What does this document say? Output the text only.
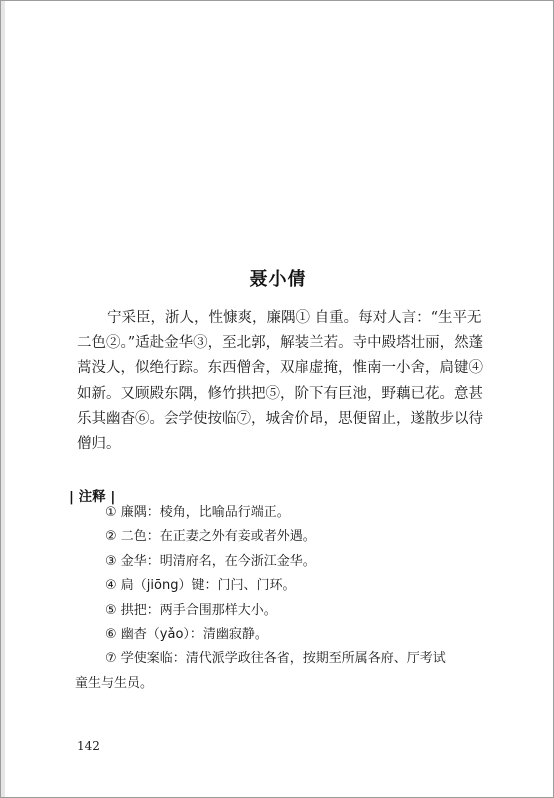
聂小倩
宁采臣，浙人，性慷爽，廉隅① 自重。每对人言：“生平无
二色②。”适赴金华③，至北郭，解装兰若。寺中殿塔壮丽，然蓬
蒿没人，似绝行踪。东西僧舍，双扉虚掩，惟南一小舍，扃键④
如新。又顾殿东隅，修竹拱把⑤，阶下有巨池，野藕已花。意甚
乐其幽杳⑥。会学使按临⑦，城舍价昂，思便留止，遂散步以待
僧归。
| 注释 |
① 廉隅：棱角，比喻品行端正。
② 二色：在正妻之外有妾或者外遇。
③ 金华：明清府名，在今浙江金华。
④ 扃（jiōng）键：门闩、门环。
⑤ 拱把：两手合围那样大小。
⑥ 幽杳（yǎo）：清幽寂静。
⑦ 学使案临：清代派学政往各省，按期至所属各府、厅考试
童生与生员。
142
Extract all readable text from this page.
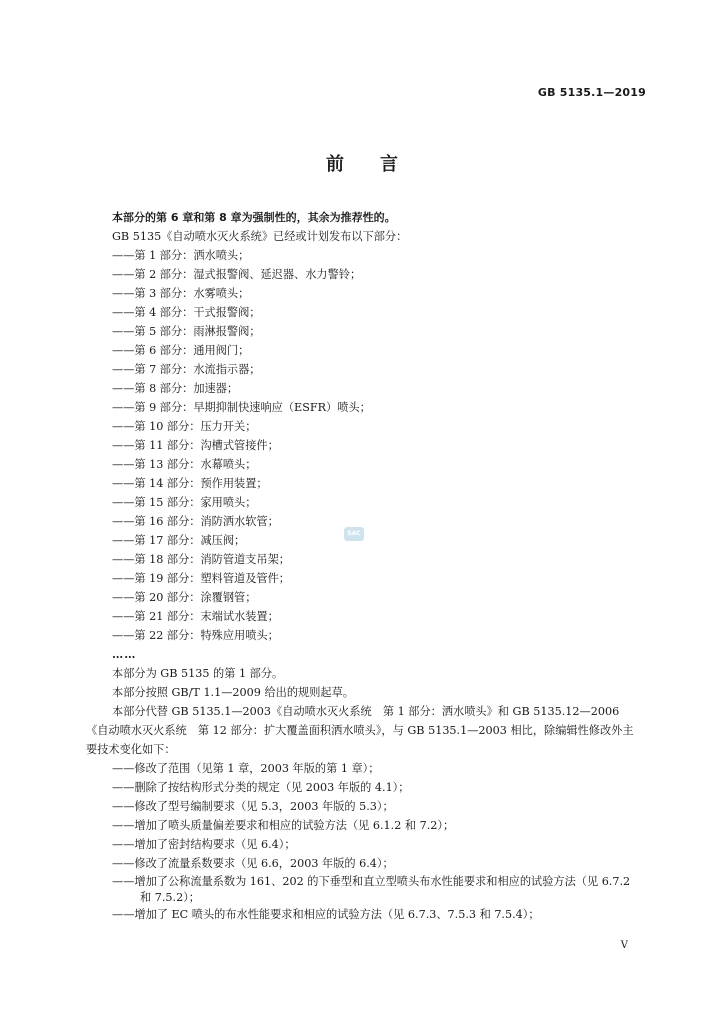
GB 5135.1—2019
前言
本部分的第 6 章和第 8 章为强制性的，其余为推荐性的。
GB 5135《自动喷水灭火系统》已经或计划发布以下部分：
——第 1 部分：洒水喷头；
——第 2 部分：湿式报警阀、延迟器、水力警铃；
——第 3 部分：水雾喷头；
——第 4 部分：干式报警阀；
——第 5 部分：雨淋报警阀；
——第 6 部分：通用阀门；
——第 7 部分：水流指示器；
——第 8 部分：加速器；
——第 9 部分：早期抑制快速响应（ESFR）喷头；
——第 10 部分：压力开关；
——第 11 部分：沟槽式管接件；
——第 13 部分：水幕喷头；
——第 14 部分：预作用装置；
——第 15 部分：家用喷头；
——第 16 部分：消防洒水软管；
——第 17 部分：减压阀；
——第 18 部分：消防管道支吊架；
——第 19 部分：塑料管道及管件；
——第 20 部分：涂覆钢管；
——第 21 部分：末端试水装置；
——第 22 部分：特殊应用喷头；
……
本部分为 GB 5135 的第 1 部分。
本部分按照 GB/T 1.1—2009 给出的规则起草。
本部分代替 GB 5135.1—2003《自动喷水灭火系统　第 1 部分：洒水喷头》和 GB 5135.12—2006《自动喷水灭火系统　第 12 部分：扩大覆盖面积洒水喷头》，与 GB 5135.1—2003 相比，除编辑性修改外主要技术变化如下：
——修改了范围（见第 1 章，2003 年版的第 1 章）；
——删除了按结构形式分类的规定（见 2003 年版的 4.1）；
——修改了型号编制要求（见 5.3，2003 年版的 5.3）；
——增加了喷头质量偏差要求和相应的试验方法（见 6.1.2 和 7.2）；
——增加了密封结构要求（见 6.4）；
——修改了流量系数要求（见 6.6，2003 年版的 6.4）；
——增加了公称流量系数为 161、202 的下垂型和直立型喷头布水性能要求和相应的试验方法（见 6.7.2 和 7.5.2）；
——增加了 EC 喷头的布水性能要求和相应的试验方法（见 6.7.3、7.5.3 和 7.5.4）；
SAC
V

::::::::

The request:
Leaving the pictures aside, transcribe the entire listing exactly.

Result of this task:
What does this document say? Output the text only.
聂小倩
宁采臣，浙人，性慷爽，廉隅① 自重。每对人言：“生平无
二色②。”适赴金华③，至北郭，解装兰若。寺中殿塔壮丽，然蓬
蒿没人，似绝行踪。东西僧舍，双扉虚掩，惟南一小舍，扃键④
如新。又顾殿东隅，修竹拱把⑤，阶下有巨池，野藕已花。意甚
乐其幽杳⑥。会学使按临⑦，城舍价昂，思便留止，遂散步以待
僧归。
| 注释 |
① 廉隅：棱角，比喻品行端正。
② 二色：在正妻之外有妾或者外遇。
③ 金华：明清府名，在今浙江金华。
④ 扃（jiōng）键：门闩、门环。
⑤ 拱把：两手合围那样大小。
⑥ 幽杳（yǎo）：清幽寂静。
⑦ 学使案临：清代派学政往各省，按期至所属各府、厅考试
童生与生员。
142
Extract all readable text from this page.
GB 5135.1—2019
前言
本部分的第 6 章和第 8 章为强制性的，其余为推荐性的。
GB 5135《自动喷水灭火系统》已经或计划发布以下部分：
——第 1 部分：洒水喷头；
——第 2 部分：湿式报警阀、延迟器、水力警铃；
——第 3 部分：水雾喷头；
——第 4 部分：干式报警阀；
——第 5 部分：雨淋报警阀；
——第 6 部分：通用阀门；
——第 7 部分：水流指示器；
——第 8 部分：加速器；
——第 9 部分：早期抑制快速响应（ESFR）喷头；
——第 10 部分：压力开关；
——第 11 部分：沟槽式管接件；
——第 13 部分：水幕喷头；
——第 14 部分：预作用装置；
——第 15 部分：家用喷头；
——第 16 部分：消防洒水软管；
——第 17 部分：减压阀；
——第 18 部分：消防管道支吊架；
——第 19 部分：塑料管道及管件；
——第 20 部分：涂覆钢管；
——第 21 部分：末端试水装置；
——第 22 部分：特殊应用喷头；
……
本部分为 GB 5135 的第 1 部分。
本部分按照 GB/T 1.1—2009 给出的规则起草。
本部分代替 GB 5135.1—2003《自动喷水灭火系统　第 1 部分：洒水喷头》和 GB 5135.12—2006《自动喷水灭火系统　第 12 部分：扩大覆盖面积洒水喷头》，与 GB 5135.1—2003 相比，除编辑性修改外主要技术变化如下：
——修改了范围（见第 1 章，2003 年版的第 1 章）；
——删除了按结构形式分类的规定（见 2003 年版的 4.1）；
——修改了型号编制要求（见 5.3，2003 年版的 5.3）；
——增加了喷头质量偏差要求和相应的试验方法（见 6.1.2 和 7.2）；
——增加了密封结构要求（见 6.4）；
——修改了流量系数要求（见 6.6，2003 年版的 6.4）；
——增加了公称流量系数为 161、202 的下垂型和直立型喷头布水性能要求和相应的试验方法（见 6.7.2 和 7.5.2）；
——增加了 EC 喷头的布水性能要求和相应的试验方法（见 6.7.3、7.5.3 和 7.5.4）；
SAC
V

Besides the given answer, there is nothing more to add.